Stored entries
##########

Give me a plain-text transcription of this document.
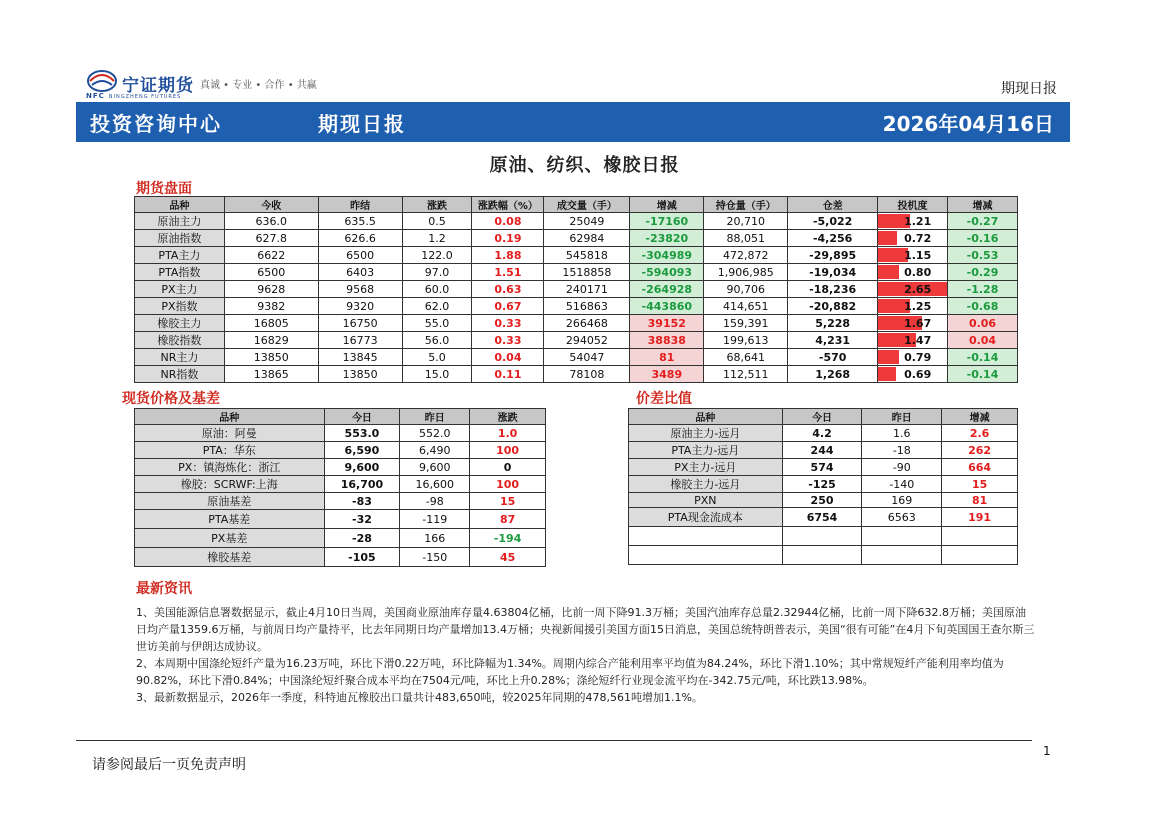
宁证期货 真诚 • 专业 • 合作 • 共赢
NFC NINGZHENG FUTURES	期现日报
投资咨询中心	期现日报	2026年04月16日
原油、纺织、橡胶日报
期货盘面
品种	今收	昨结	涨跌	涨跌幅（%）	成交量（手）	增减	持仓量（手）	仓差	投机度	增减
原油主力	636.0	635.5	0.5	0.08	25049	-17160	20,710	-5,022	1.21	-0.27
原油指数	627.8	626.6	1.2	0.19	62984	-23820	88,051	-4,256	0.72	-0.16
PTA主力	6622	6500	122.0	1.88	545818	-304989	472,872	-29,895	1.15	-0.53
PTA指数	6500	6403	97.0	1.51	1518858	-594093	1,906,985	-19,034	0.80	-0.29
PX主力	9628	9568	60.0	0.63	240171	-264928	90,706	-18,236	2.65	-1.28
PX指数	9382	9320	62.0	0.67	516863	-443860	414,651	-20,882	1.25	-0.68
橡胶主力	16805	16750	55.0	0.33	266468	39152	159,391	5,228	1.67	0.06
橡胶指数	16829	16773	56.0	0.33	294052	38838	199,613	4,231	1.47	0.04
NR主力	13850	13845	5.0	0.04	54047	81	68,641	-570	0.79	-0.14
NR指数	13865	13850	15.0	0.11	78108	3489	112,511	1,268	0.69	-0.14
现货价格及基差
品种	今日	昨日	涨跌
原油：阿曼	553.0	552.0	1.0
PTA：华东	6,590	6,490	100
PX：镇海炼化：浙江	9,600	9,600	0
橡胶：SCRWF:上海	16,700	16,600	100
原油基差	-83	-98	15
PTA基差	-32	-119	87
PX基差	-28	166	-194
橡胶基差	-105	-150	45
价差比值
品种	今日	昨日	增减
原油主力-远月	4.2	1.6	2.6
PTA主力-远月	244	-18	262
PX主力-远月	574	-90	664
橡胶主力-远月	-125	-140	15
PXN	250	169	81
PTA现金流成本	6754	6563	191

最新资讯

1、美国能源信息署数据显示，截止4月10日当周，美国商业原油库存量4.63804亿桶，比前一周下降91.3万桶；美国汽油库存总量2.32944亿桶，比前一周下降632.8万桶；美国原油日均产量1359.6万桶，与前周日均产量持平，比去年同期日均产量增加13.4万桶；央视新闻援引美国方面15日消息，美国总统特朗普表示，美国“很有可能”在4月下旬英国国王查尔斯三世访美前与伊朗达成协议。

2、本周期中国涤纶短纤产量为16.23万吨，环比下滑0.22万吨，环比降幅为1.34%。周期内综合产能利用率平均值为84.24%，环比下滑1.10%；其中常规短纤产能利用率均值为90.82%，环比下滑0.84%；中国涤纶短纤聚合成本平均在7504元/吨，环比上升0.28%；涤纶短纤行业现金流平均在-342.75元/吨，环比跌13.98%。

3、最新数据显示，2026年一季度，科特迪瓦橡胶出口量共计483,650吨，较2025年同期的478,561吨增加1.1%。

1
请参阅最后一页免责声明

##########

Retype each record exactly as it stands, but do not include the pictures.

**Solution to this task:**
Give me a plain-text transcription of this document.
宁证期货 真诚 • 专业 • 合作 • 共赢
NFC NINGZHENG FUTURES	期现日报
投资咨询中心	期现日报	2026年04月16日
原油、纺织、橡胶日报
期货盘面
品种	今收	昨结	涨跌	涨跌幅（%）	成交量（手）	增减	持仓量（手）	仓差	投机度	增减
原油主力	636.0	635.5	0.5	0.08	25049	-17160	20,710	-5,022	1.21	-0.27
原油指数	627.8	626.6	1.2	0.19	62984	-23820	88,051	-4,256	0.72	-0.16
PTA主力	6622	6500	122.0	1.88	545818	-304989	472,872	-29,895	1.15	-0.53
PTA指数	6500	6403	97.0	1.51	1518858	-594093	1,906,985	-19,034	0.80	-0.29
PX主力	9628	9568	60.0	0.63	240171	-264928	90,706	-18,236	2.65	-1.28
PX指数	9382	9320	62.0	0.67	516863	-443860	414,651	-20,882	1.25	-0.68
橡胶主力	16805	16750	55.0	0.33	266468	39152	159,391	5,228	1.67	0.06
橡胶指数	16829	16773	56.0	0.33	294052	38838	199,613	4,231	1.47	0.04
NR主力	13850	13845	5.0	0.04	54047	81	68,641	-570	0.79	-0.14
NR指数	13865	13850	15.0	0.11	78108	3489	112,511	1,268	0.69	-0.14
现货价格及基差
品种	今日	昨日	涨跌
原油：阿曼	553.0	552.0	1.0
PTA：华东	6,590	6,490	100
PX：镇海炼化：浙江	9,600	9,600	0
橡胶：SCRWF:上海	16,700	16,600	100
原油基差	-83	-98	15
PTA基差	-32	-119	87
PX基差	-28	166	-194
橡胶基差	-105	-150	45
价差比值
品种	今日	昨日	增减
原油主力-远月	4.2	1.6	2.6
PTA主力-远月	244	-18	262
PX主力-远月	574	-90	664
橡胶主力-远月	-125	-140	15
PXN	250	169	81
PTA现金流成本	6754	6563	191

最新资讯

1、美国能源信息署数据显示，截止4月10日当周，美国商业原油库存量4.63804亿桶，比前一周下降91.3万桶；美国汽油库存总量2.32944亿桶，比前一周下降632.8万桶；美国原油日均产量1359.6万桶，与前周日均产量持平，比去年同期日均产量增加13.4万桶；央视新闻援引美国方面15日消息，美国总统特朗普表示，美国“很有可能”在4月下旬英国国王查尔斯三世访美前与伊朗达成协议。

2、本周期中国涤纶短纤产量为16.23万吨，环比下滑0.22万吨，环比降幅为1.34%。周期内综合产能利用率平均值为84.24%，环比下滑1.10%；其中常规短纤产能利用率均值为90.82%，环比下滑0.84%；中国涤纶短纤聚合成本平均在7504元/吨，环比上升0.28%；涤纶短纤行业现金流平均在-342.75元/吨，环比跌13.98%。

3、最新数据显示，2026年一季度，科特迪瓦橡胶出口量共计483,650吨，较2025年同期的478,561吨增加1.1%。

1
请参阅最后一页免责声明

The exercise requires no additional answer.